DATASET RECORDS start

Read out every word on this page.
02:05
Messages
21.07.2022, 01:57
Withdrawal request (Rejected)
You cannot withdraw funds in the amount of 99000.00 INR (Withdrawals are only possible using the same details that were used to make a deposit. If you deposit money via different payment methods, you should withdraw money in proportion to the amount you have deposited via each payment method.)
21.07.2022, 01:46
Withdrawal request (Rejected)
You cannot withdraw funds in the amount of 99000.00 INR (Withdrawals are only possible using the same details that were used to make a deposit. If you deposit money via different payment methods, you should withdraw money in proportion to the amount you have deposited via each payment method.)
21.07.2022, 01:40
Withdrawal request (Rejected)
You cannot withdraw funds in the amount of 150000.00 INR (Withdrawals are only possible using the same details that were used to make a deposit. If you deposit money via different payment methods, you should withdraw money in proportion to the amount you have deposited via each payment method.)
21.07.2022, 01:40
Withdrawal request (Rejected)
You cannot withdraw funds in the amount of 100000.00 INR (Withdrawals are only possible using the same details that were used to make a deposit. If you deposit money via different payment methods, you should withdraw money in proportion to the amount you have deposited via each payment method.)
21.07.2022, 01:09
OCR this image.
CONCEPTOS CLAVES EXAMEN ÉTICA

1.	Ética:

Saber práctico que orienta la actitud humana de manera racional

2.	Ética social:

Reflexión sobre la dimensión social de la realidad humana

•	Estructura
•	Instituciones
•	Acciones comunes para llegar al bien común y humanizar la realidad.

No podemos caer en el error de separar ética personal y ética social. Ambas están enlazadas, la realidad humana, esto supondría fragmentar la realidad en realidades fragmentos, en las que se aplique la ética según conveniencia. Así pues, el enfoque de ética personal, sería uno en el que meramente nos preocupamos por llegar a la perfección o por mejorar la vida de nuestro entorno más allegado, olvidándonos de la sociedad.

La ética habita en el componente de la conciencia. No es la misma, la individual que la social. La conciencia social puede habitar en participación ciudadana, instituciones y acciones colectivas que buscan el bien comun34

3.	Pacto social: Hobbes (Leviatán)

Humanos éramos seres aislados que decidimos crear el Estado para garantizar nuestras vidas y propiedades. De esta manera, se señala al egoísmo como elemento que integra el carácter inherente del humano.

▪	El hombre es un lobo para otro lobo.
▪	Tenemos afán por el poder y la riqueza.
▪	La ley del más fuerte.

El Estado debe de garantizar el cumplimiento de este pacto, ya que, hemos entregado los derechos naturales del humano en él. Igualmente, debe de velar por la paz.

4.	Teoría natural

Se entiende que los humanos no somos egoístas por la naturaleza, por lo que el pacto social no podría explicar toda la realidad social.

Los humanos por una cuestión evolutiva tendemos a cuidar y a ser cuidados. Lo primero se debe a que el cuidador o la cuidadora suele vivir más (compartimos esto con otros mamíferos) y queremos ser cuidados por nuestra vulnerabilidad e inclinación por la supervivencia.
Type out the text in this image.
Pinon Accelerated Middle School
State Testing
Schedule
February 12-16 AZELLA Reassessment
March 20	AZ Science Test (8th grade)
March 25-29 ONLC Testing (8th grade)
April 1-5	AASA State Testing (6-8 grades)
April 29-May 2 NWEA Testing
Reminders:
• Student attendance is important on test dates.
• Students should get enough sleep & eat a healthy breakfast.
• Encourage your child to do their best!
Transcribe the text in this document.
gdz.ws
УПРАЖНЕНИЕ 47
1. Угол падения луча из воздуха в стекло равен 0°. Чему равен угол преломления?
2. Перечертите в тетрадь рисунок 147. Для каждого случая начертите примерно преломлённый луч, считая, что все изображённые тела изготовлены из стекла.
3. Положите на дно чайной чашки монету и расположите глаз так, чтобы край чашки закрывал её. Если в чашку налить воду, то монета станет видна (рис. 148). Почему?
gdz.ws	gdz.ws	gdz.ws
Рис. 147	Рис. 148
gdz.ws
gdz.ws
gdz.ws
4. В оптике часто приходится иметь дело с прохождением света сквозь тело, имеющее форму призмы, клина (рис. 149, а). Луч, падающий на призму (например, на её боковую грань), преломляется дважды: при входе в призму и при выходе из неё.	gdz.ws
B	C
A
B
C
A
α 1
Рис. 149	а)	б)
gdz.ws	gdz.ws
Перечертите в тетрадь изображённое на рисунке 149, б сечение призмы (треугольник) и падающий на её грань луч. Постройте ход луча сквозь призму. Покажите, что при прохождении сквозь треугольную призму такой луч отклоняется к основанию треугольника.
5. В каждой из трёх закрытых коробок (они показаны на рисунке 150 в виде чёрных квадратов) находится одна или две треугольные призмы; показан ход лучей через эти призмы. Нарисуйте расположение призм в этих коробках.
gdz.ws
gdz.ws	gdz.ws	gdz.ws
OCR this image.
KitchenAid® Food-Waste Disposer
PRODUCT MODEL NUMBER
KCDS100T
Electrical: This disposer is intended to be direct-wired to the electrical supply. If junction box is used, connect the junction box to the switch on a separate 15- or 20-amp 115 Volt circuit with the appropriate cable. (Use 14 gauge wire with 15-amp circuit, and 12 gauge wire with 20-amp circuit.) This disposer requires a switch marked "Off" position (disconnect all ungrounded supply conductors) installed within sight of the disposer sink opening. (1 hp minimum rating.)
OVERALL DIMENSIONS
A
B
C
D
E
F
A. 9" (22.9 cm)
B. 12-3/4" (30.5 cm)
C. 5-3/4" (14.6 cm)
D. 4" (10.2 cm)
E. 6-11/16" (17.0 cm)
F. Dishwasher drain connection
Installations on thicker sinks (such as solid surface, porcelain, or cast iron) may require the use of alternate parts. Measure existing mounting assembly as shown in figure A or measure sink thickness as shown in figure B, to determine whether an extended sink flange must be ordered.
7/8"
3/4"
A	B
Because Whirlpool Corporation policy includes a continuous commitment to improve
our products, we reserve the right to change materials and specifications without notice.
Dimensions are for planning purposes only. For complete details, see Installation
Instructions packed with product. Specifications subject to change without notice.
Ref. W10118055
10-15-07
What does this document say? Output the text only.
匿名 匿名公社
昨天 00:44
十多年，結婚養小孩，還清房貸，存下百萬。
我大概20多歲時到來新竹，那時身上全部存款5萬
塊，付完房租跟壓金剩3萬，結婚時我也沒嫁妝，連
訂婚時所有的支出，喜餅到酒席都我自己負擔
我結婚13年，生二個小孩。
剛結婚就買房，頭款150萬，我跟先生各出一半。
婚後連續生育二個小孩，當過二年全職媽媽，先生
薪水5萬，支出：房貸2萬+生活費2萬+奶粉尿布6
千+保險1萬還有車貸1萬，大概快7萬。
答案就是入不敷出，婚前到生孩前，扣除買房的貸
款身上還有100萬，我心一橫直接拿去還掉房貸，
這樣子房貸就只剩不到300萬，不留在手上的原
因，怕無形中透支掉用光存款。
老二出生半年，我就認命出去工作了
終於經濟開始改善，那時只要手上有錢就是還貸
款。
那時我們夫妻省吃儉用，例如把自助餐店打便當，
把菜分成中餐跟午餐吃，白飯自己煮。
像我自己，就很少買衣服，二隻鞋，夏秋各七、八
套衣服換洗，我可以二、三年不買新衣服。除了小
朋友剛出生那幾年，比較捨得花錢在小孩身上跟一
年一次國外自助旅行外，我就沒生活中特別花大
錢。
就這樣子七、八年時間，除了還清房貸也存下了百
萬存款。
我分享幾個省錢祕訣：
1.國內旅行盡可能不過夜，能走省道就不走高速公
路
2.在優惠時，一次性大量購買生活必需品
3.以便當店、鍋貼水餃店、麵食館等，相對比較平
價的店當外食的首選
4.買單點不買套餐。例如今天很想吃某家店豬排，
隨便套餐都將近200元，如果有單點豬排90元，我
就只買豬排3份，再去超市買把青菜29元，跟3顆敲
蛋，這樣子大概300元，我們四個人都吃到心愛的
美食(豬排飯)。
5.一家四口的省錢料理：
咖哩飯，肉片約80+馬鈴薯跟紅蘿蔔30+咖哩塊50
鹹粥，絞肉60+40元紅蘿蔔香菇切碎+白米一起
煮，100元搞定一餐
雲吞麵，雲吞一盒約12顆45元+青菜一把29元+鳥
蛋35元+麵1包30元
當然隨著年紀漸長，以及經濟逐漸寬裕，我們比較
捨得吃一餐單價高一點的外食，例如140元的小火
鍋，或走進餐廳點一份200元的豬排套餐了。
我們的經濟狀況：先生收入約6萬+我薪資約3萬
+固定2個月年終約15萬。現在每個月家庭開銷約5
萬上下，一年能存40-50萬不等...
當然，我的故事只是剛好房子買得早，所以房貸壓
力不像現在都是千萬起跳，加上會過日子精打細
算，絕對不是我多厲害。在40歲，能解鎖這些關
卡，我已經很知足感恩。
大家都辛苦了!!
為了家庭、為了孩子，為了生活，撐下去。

DATASET RECORDS end

• **THE EXERCISE**
Give only the count of lines in which the string "March" appears.

• **FULL OUTPUT**
2